[SHORT PROBLEM]:
Pictures stay out of the copy; restate everything else in the material exactly.

[Figure record listings]:
- - -
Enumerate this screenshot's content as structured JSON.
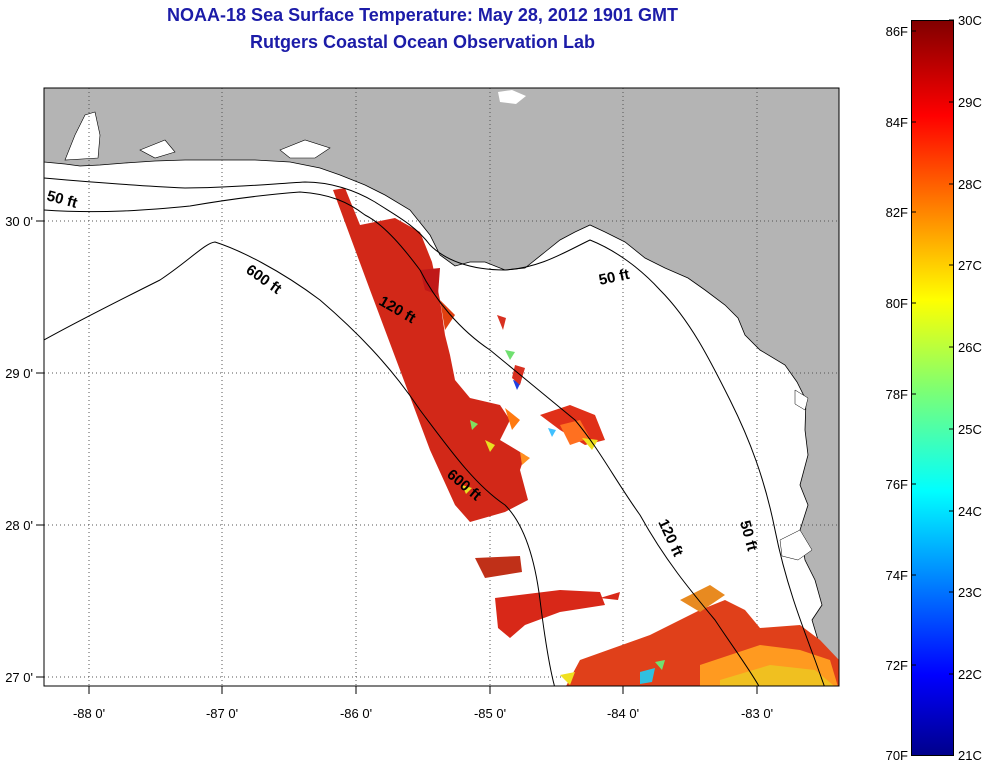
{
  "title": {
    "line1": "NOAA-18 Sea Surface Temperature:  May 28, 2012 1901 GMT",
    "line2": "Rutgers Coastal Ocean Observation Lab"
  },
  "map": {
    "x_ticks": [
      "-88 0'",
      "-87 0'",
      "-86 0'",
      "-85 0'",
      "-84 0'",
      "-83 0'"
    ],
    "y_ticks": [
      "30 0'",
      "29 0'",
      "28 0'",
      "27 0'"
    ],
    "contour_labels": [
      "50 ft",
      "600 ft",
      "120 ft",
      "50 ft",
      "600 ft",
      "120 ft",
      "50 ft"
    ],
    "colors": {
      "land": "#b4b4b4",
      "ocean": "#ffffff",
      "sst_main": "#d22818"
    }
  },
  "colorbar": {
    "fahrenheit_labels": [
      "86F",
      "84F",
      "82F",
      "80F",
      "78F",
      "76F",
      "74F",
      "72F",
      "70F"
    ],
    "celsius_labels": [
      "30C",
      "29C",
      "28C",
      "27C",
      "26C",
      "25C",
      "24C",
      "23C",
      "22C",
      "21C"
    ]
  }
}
- - -
[RESULT FOR THIS TASK]:
Enumerate this screenshot's content as structured JSON.
{
  "title": {
    "line1": "NOAA-18 Sea Surface Temperature:  May 28, 2012 1901 GMT",
    "line2": "Rutgers Coastal Ocean Observation Lab"
  },
  "map": {
    "x_ticks": [
      "-88 0'",
      "-87 0'",
      "-86 0'",
      "-85 0'",
      "-84 0'",
      "-83 0'"
    ],
    "y_ticks": [
      "30 0'",
      "29 0'",
      "28 0'",
      "27 0'"
    ],
    "contour_labels": [
      "50 ft",
      "600 ft",
      "120 ft",
      "50 ft",
      "600 ft",
      "120 ft",
      "50 ft"
    ],
    "colors": {
      "land": "#b4b4b4",
      "ocean": "#ffffff",
      "sst_main": "#d22818"
    }
  },
  "colorbar": {
    "fahrenheit_labels": [
      "86F",
      "84F",
      "82F",
      "80F",
      "78F",
      "76F",
      "74F",
      "72F",
      "70F"
    ],
    "celsius_labels": [
      "30C",
      "29C",
      "28C",
      "27C",
      "26C",
      "25C",
      "24C",
      "23C",
      "22C",
      "21C"
    ]
  }
}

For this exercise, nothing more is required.